● Dataset content:

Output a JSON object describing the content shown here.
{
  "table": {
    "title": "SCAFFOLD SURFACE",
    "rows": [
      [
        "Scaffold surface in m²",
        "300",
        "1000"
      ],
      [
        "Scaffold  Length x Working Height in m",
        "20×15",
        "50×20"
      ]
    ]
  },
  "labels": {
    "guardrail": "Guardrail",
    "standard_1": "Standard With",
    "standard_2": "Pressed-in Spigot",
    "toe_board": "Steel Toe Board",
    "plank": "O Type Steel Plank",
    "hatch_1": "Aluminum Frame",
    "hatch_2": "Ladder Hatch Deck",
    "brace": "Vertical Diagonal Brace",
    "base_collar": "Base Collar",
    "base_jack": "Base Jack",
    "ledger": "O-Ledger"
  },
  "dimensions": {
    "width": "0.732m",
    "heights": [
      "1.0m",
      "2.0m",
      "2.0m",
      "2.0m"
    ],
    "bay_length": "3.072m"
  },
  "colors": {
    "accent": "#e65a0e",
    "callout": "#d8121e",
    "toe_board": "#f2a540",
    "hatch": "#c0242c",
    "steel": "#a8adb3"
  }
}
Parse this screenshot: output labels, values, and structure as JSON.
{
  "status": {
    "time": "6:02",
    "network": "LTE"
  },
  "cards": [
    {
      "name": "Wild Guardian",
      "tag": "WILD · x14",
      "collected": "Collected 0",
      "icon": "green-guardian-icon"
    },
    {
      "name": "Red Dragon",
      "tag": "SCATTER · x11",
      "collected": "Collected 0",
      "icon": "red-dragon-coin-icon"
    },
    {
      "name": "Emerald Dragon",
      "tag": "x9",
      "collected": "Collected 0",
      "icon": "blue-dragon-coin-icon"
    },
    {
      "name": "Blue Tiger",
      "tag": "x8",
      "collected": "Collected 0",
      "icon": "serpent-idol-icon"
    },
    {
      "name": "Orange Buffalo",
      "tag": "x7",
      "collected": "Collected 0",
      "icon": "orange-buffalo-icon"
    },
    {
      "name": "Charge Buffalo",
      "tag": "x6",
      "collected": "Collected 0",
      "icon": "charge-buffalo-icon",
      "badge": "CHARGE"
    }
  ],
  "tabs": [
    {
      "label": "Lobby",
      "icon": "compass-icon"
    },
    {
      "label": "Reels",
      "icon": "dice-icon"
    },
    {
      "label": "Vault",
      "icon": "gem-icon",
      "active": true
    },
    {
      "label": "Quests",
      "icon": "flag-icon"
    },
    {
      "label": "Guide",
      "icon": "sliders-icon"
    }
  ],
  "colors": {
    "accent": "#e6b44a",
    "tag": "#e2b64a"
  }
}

● Work to do:
Set down every record above exactly as given.

● Solved exercise:
Output a JSON object describing the content shown here.
{
  "table": {
    "title": "SCAFFOLD SURFACE",
    "rows": [
      [
        "Scaffold surface in m²",
        "300",
        "1000"
      ],
      [
        "Scaffold  Length x Working Height in m",
        "20×15",
        "50×20"
      ]
    ]
  },
  "labels": {
    "guardrail": "Guardrail",
    "standard_1": "Standard With",
    "standard_2": "Pressed-in Spigot",
    "toe_board": "Steel Toe Board",
    "plank": "O Type Steel Plank",
    "hatch_1": "Aluminum Frame",
    "hatch_2": "Ladder Hatch Deck",
    "brace": "Vertical Diagonal Brace",
    "base_collar": "Base Collar",
    "base_jack": "Base Jack",
    "ledger": "O-Ledger"
  },
  "dimensions": {
    "width": "0.732m",
    "heights": [
      "1.0m",
      "2.0m",
      "2.0m",
      "2.0m"
    ],
    "bay_length": "3.072m"
  },
  "colors": {
    "accent": "#e65a0e",
    "callout": "#d8121e",
    "toe_board": "#f2a540",
    "hatch": "#c0242c",
    "steel": "#a8adb3"
  }
}
Parse this screenshot: output labels, values, and structure as JSON.
{
  "status": {
    "time": "6:02",
    "network": "LTE"
  },
  "cards": [
    {
      "name": "Wild Guardian",
      "tag": "WILD · x14",
      "collected": "Collected 0",
      "icon": "green-guardian-icon"
    },
    {
      "name": "Red Dragon",
      "tag": "SCATTER · x11",
      "collected": "Collected 0",
      "icon": "red-dragon-coin-icon"
    },
    {
      "name": "Emerald Dragon",
      "tag": "x9",
      "collected": "Collected 0",
      "icon": "blue-dragon-coin-icon"
    },
    {
      "name": "Blue Tiger",
      "tag": "x8",
      "collected": "Collected 0",
      "icon": "serpent-idol-icon"
    },
    {
      "name": "Orange Buffalo",
      "tag": "x7",
      "collected": "Collected 0",
      "icon": "orange-buffalo-icon"
    },
    {
      "name": "Charge Buffalo",
      "tag": "x6",
      "collected": "Collected 0",
      "icon": "charge-buffalo-icon",
      "badge": "CHARGE"
    }
  ],
  "tabs": [
    {
      "label": "Lobby",
      "icon": "compass-icon"
    },
    {
      "label": "Reels",
      "icon": "dice-icon"
    },
    {
      "label": "Vault",
      "icon": "gem-icon",
      "active": true
    },
    {
      "label": "Quests",
      "icon": "flag-icon"
    },
    {
      "label": "Guide",
      "icon": "sliders-icon"
    }
  ],
  "colors": {
    "accent": "#e6b44a",
    "tag": "#e2b64a"
  }
}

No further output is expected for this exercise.